◆ TASK DIRECTIONS ◆
Look through the listing and locate every line containing the word "this"; copy those lines.

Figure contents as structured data
● ● ● ●

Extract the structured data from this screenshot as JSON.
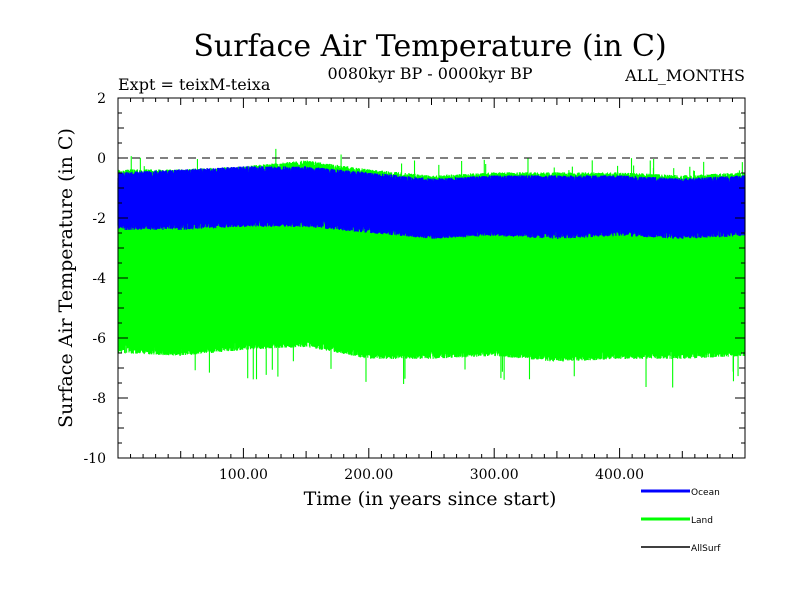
{
  "chart_data": {
    "type": "line",
    "title": "Surface Air Temperature (in C)",
    "subtitle_left": "Expt = teixM-teixa",
    "subtitle_center": "0080kyr BP - 0000kyr BP",
    "subtitle_right": "ALL_MONTHS",
    "xlabel": "Time (in years since start)",
    "ylabel": "Surface Air Temperature (in C)",
    "xlim": [
      0,
      500
    ],
    "ylim": [
      -10,
      2
    ],
    "x_ticks": [
      100,
      200,
      300,
      400
    ],
    "x_tick_labels": [
      "100.00",
      "200.00",
      "300.00",
      "400.00"
    ],
    "y_ticks": [
      -10,
      -8,
      -6,
      -4,
      -2,
      0,
      2
    ],
    "y_tick_labels": [
      "-10",
      "-8",
      "-6",
      "-4",
      "-2",
      "0",
      "2"
    ],
    "reference_line": {
      "y": 0,
      "style": "dashed",
      "color": "#000000"
    },
    "legend_placement": "bottom-right",
    "grid": false,
    "series": [
      {
        "name": "Land",
        "color": "#00ff00",
        "summary": {
          "x_range": [
            0,
            500
          ],
          "mean_envelope": [
            {
              "x": 0,
              "low": -6.2,
              "high": -0.6
            },
            {
              "x": 50,
              "low": -6.3,
              "high": -0.6
            },
            {
              "x": 100,
              "low": -6.1,
              "high": -0.5
            },
            {
              "x": 150,
              "low": -6.0,
              "high": -0.3
            },
            {
              "x": 200,
              "low": -6.4,
              "high": -0.6
            },
            {
              "x": 250,
              "low": -6.4,
              "high": -0.8
            },
            {
              "x": 300,
              "low": -6.3,
              "high": -0.7
            },
            {
              "x": 350,
              "low": -6.5,
              "high": -0.7
            },
            {
              "x": 400,
              "low": -6.4,
              "high": -0.7
            },
            {
              "x": 450,
              "low": -6.4,
              "high": -0.8
            },
            {
              "x": 500,
              "low": -6.3,
              "high": -0.7
            }
          ],
          "min": -8.1,
          "max": 0.4
        }
      },
      {
        "name": "Ocean",
        "color": "#0000ff",
        "summary": {
          "x_range": [
            0,
            500
          ],
          "mean_envelope": [
            {
              "x": 0,
              "low": -2.1,
              "high": -0.7
            },
            {
              "x": 50,
              "low": -2.1,
              "high": -0.6
            },
            {
              "x": 100,
              "low": -2.0,
              "high": -0.5
            },
            {
              "x": 150,
              "low": -2.0,
              "high": -0.5
            },
            {
              "x": 200,
              "low": -2.2,
              "high": -0.7
            },
            {
              "x": 250,
              "low": -2.4,
              "high": -0.9
            },
            {
              "x": 300,
              "low": -2.3,
              "high": -0.8
            },
            {
              "x": 350,
              "low": -2.4,
              "high": -0.8
            },
            {
              "x": 400,
              "low": -2.3,
              "high": -0.8
            },
            {
              "x": 450,
              "low": -2.4,
              "high": -0.9
            },
            {
              "x": 500,
              "low": -2.3,
              "high": -0.8
            }
          ]
        }
      },
      {
        "name": "AllSurf",
        "color": "#000000",
        "summary": {
          "x_range": [
            0,
            500
          ],
          "mean_envelope": [
            {
              "x": 0,
              "low": -2.5,
              "high": -1.0
            },
            {
              "x": 500,
              "low": -2.5,
              "high": -1.0
            }
          ]
        }
      }
    ],
    "legend": [
      {
        "name": "Ocean",
        "color": "#0000ff"
      },
      {
        "name": "Land",
        "color": "#00ff00"
      },
      {
        "name": "AllSurf",
        "color": "#000000"
      }
    ]
  }
}
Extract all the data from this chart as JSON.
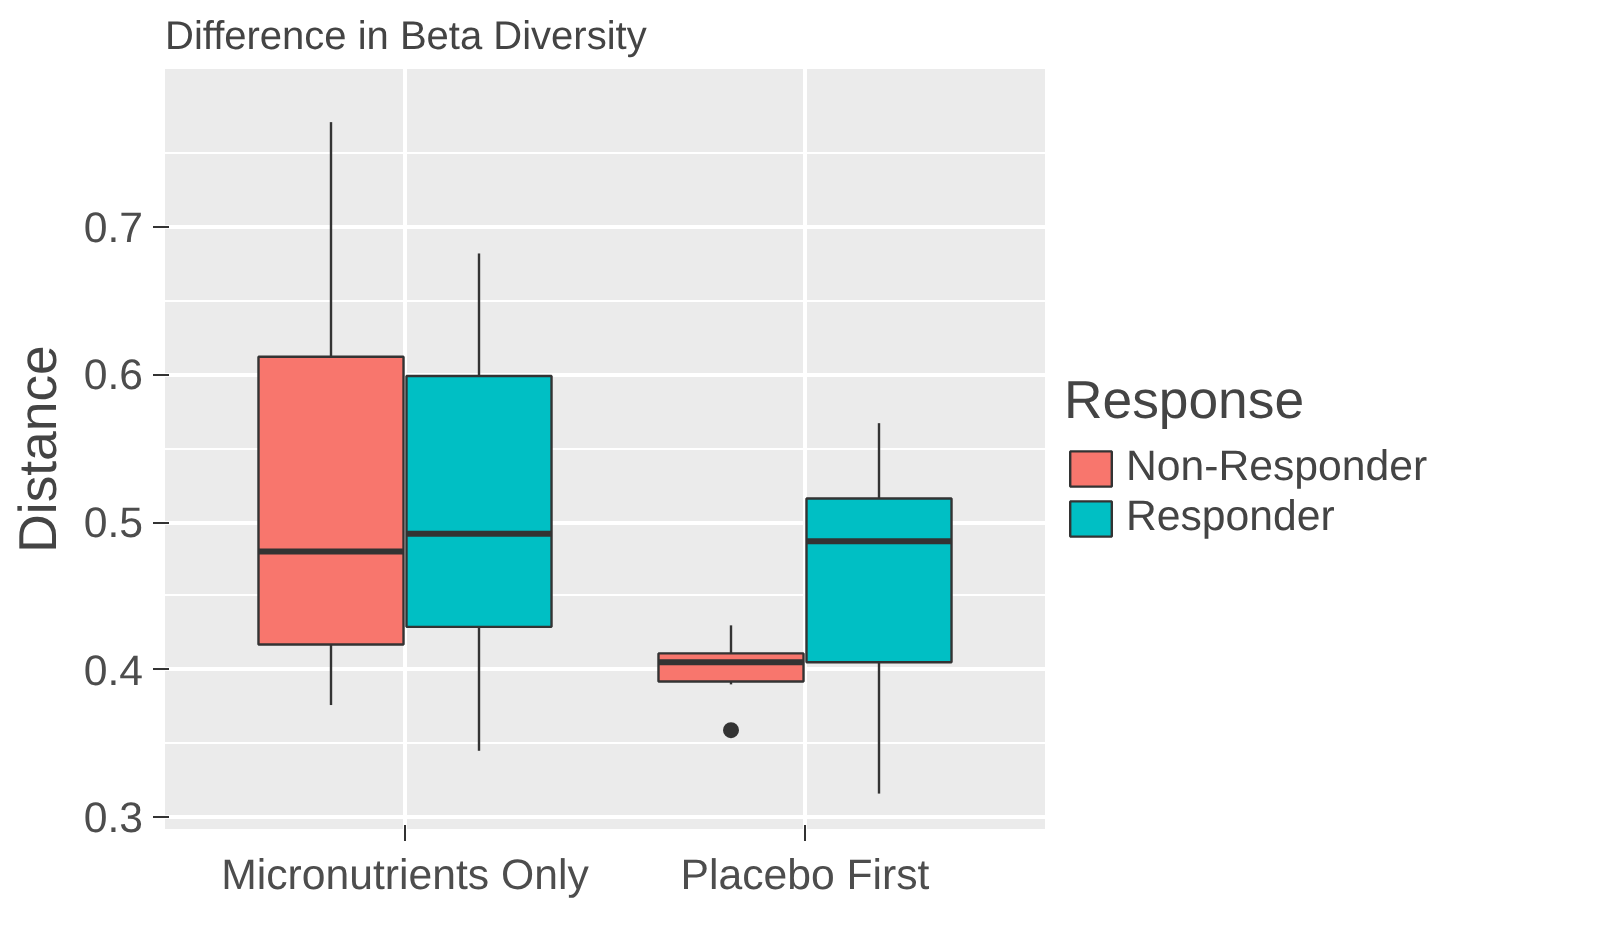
{
  "chart_data": {
    "type": "box",
    "title": "Difference in Beta Diversity",
    "ylabel": "Distance",
    "legend_title": "Response",
    "categories": [
      "Micronutrients Only",
      "Placebo First"
    ],
    "ylim": [
      0.292,
      0.807
    ],
    "yticks": [
      0.3,
      0.4,
      0.5,
      0.6,
      0.7
    ],
    "grid": true,
    "legend": "right",
    "series": [
      {
        "name": "Non-Responder",
        "color": "#f8766d",
        "boxes": [
          {
            "low": 0.376,
            "q1": 0.417,
            "median": 0.48,
            "q3": 0.612,
            "high": 0.771
          },
          {
            "low": 0.39,
            "q1": 0.392,
            "median": 0.405,
            "q3": 0.411,
            "high": 0.43,
            "outliers": [
              0.359
            ]
          }
        ]
      },
      {
        "name": "Responder",
        "color": "#00bfc4",
        "boxes": [
          {
            "low": 0.345,
            "q1": 0.429,
            "median": 0.492,
            "q3": 0.599,
            "high": 0.682
          },
          {
            "low": 0.316,
            "q1": 0.405,
            "median": 0.487,
            "q3": 0.516,
            "high": 0.567
          }
        ]
      }
    ]
  }
}
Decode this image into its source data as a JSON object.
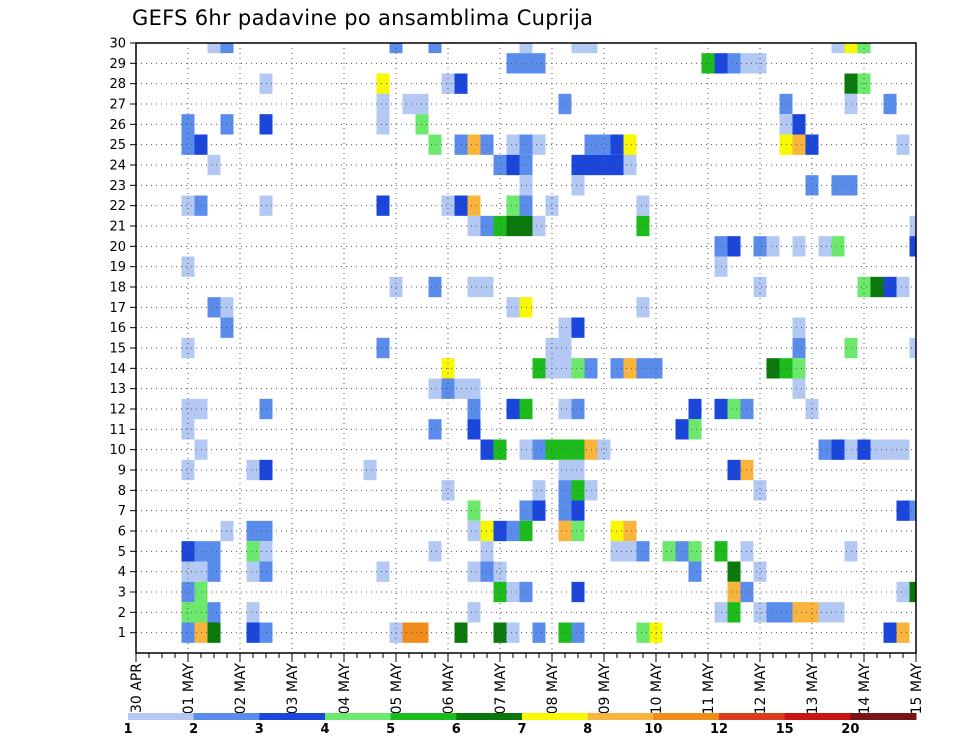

● ● ● ●

◆ THE OUTPUT ◆
Extract the structured data from this screenshot as JSON.
Extract all the data from this chart as JSON.
Decode this image into its source data as a JSON object.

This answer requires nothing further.